◆ **Short task**
Every record should be written out exactly, with the pictures left out.

◆ **Input data**

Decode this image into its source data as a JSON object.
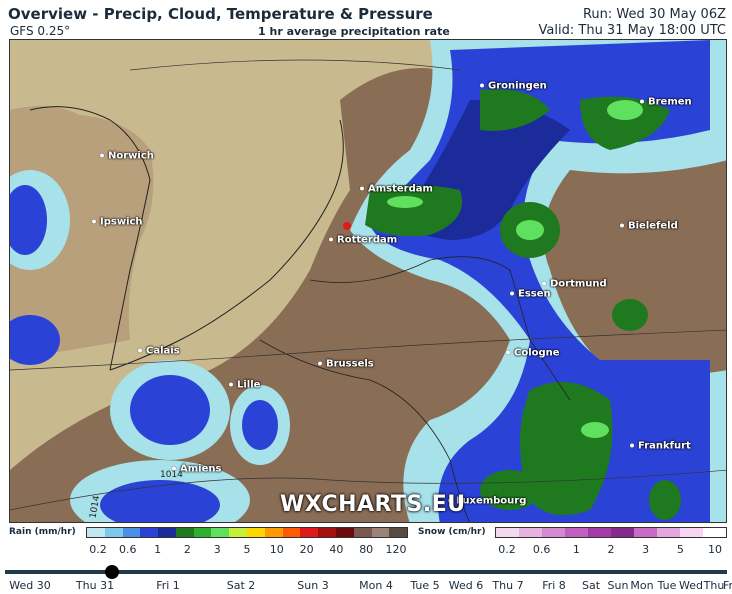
{
  "header": {
    "title": "Overview - Precip, Cloud, Temperature & Pressure",
    "model": "GFS 0.25°",
    "layer": "1 hr average precipitation rate",
    "run": "Run: Wed 30 May 06Z",
    "valid": "Valid: Thu 31 May 18:00 UTC"
  },
  "map": {
    "cities": [
      "Groningen",
      "Bremen",
      "Norwich",
      "Amsterdam",
      "Ipswich",
      "Rotterdam",
      "Bielefeld",
      "Dortmund",
      "Essen",
      "Calais",
      "Brussels",
      "Cologne",
      "Lille",
      "Frankfurt",
      "Amiens",
      "Luxembourg"
    ],
    "isobar_labels": [
      "1014",
      "1014"
    ],
    "watermark": "WXCHARTS.EU",
    "colors": {
      "land": "#8a6d55",
      "sea": "#c9b98f",
      "rain_light": "#a7e1ea",
      "rain_mid": "#2a43d6",
      "rain_dark": "#1b2b9a",
      "green": "#1f7a1f",
      "bright_green": "#5fe05f"
    }
  },
  "legend": {
    "rain": {
      "label": "Rain (mm/hr)",
      "ticks": [
        "0.2",
        "0.6",
        "1",
        "2",
        "3",
        "5",
        "10",
        "20",
        "40",
        "80",
        "120"
      ],
      "colors": [
        "#bfe9f0",
        "#7ec8ea",
        "#4a90e8",
        "#2a43d6",
        "#1b2b9a",
        "#1f7a1f",
        "#2fae2f",
        "#5fe05f",
        "#c6ef3a",
        "#ffd700",
        "#ff9a00",
        "#ff5a00",
        "#e01a1a",
        "#a50f0f",
        "#6b0a0a",
        "#7a5a50",
        "#9a8478",
        "#5a4a44"
      ]
    },
    "snow": {
      "label": "Snow (cm/hr)",
      "ticks": [
        "0.2",
        "0.6",
        "1",
        "2",
        "3",
        "5",
        "10"
      ],
      "colors": [
        "#f3d9ef",
        "#e5b3e0",
        "#d48ad0",
        "#c060be",
        "#a43aa8",
        "#852a8c",
        "#c86bc4",
        "#e4a6df",
        "#f6d6f2",
        "#ffffff"
      ]
    }
  },
  "timeline": {
    "days": [
      "Wed 30",
      "Thu 31",
      "Fri 1",
      "Sat 2",
      "Sun 3",
      "Mon 4",
      "Tue 5",
      "Wed 6",
      "Thu 7",
      "Fri 8",
      "Sat",
      "Sun",
      "Mon",
      "Tue",
      "Wed",
      "Thu",
      "Fr"
    ],
    "current": "Thu 31"
  }
}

◆ **Solution for this problem**
Decode this image into its source data as a JSON object.
{
  "header": {
    "title": "Overview - Precip, Cloud, Temperature & Pressure",
    "model": "GFS 0.25°",
    "layer": "1 hr average precipitation rate",
    "run": "Run: Wed 30 May 06Z",
    "valid": "Valid: Thu 31 May 18:00 UTC"
  },
  "map": {
    "cities": [
      "Groningen",
      "Bremen",
      "Norwich",
      "Amsterdam",
      "Ipswich",
      "Rotterdam",
      "Bielefeld",
      "Dortmund",
      "Essen",
      "Calais",
      "Brussels",
      "Cologne",
      "Lille",
      "Frankfurt",
      "Amiens",
      "Luxembourg"
    ],
    "isobar_labels": [
      "1014",
      "1014"
    ],
    "watermark": "WXCHARTS.EU",
    "colors": {
      "land": "#8a6d55",
      "sea": "#c9b98f",
      "rain_light": "#a7e1ea",
      "rain_mid": "#2a43d6",
      "rain_dark": "#1b2b9a",
      "green": "#1f7a1f",
      "bright_green": "#5fe05f"
    }
  },
  "legend": {
    "rain": {
      "label": "Rain (mm/hr)",
      "ticks": [
        "0.2",
        "0.6",
        "1",
        "2",
        "3",
        "5",
        "10",
        "20",
        "40",
        "80",
        "120"
      ],
      "colors": [
        "#bfe9f0",
        "#7ec8ea",
        "#4a90e8",
        "#2a43d6",
        "#1b2b9a",
        "#1f7a1f",
        "#2fae2f",
        "#5fe05f",
        "#c6ef3a",
        "#ffd700",
        "#ff9a00",
        "#ff5a00",
        "#e01a1a",
        "#a50f0f",
        "#6b0a0a",
        "#7a5a50",
        "#9a8478",
        "#5a4a44"
      ]
    },
    "snow": {
      "label": "Snow (cm/hr)",
      "ticks": [
        "0.2",
        "0.6",
        "1",
        "2",
        "3",
        "5",
        "10"
      ],
      "colors": [
        "#f3d9ef",
        "#e5b3e0",
        "#d48ad0",
        "#c060be",
        "#a43aa8",
        "#852a8c",
        "#c86bc4",
        "#e4a6df",
        "#f6d6f2",
        "#ffffff"
      ]
    }
  },
  "timeline": {
    "days": [
      "Wed 30",
      "Thu 31",
      "Fri 1",
      "Sat 2",
      "Sun 3",
      "Mon 4",
      "Tue 5",
      "Wed 6",
      "Thu 7",
      "Fri 8",
      "Sat",
      "Sun",
      "Mon",
      "Tue",
      "Wed",
      "Thu",
      "Fr"
    ],
    "current": "Thu 31"
  }
}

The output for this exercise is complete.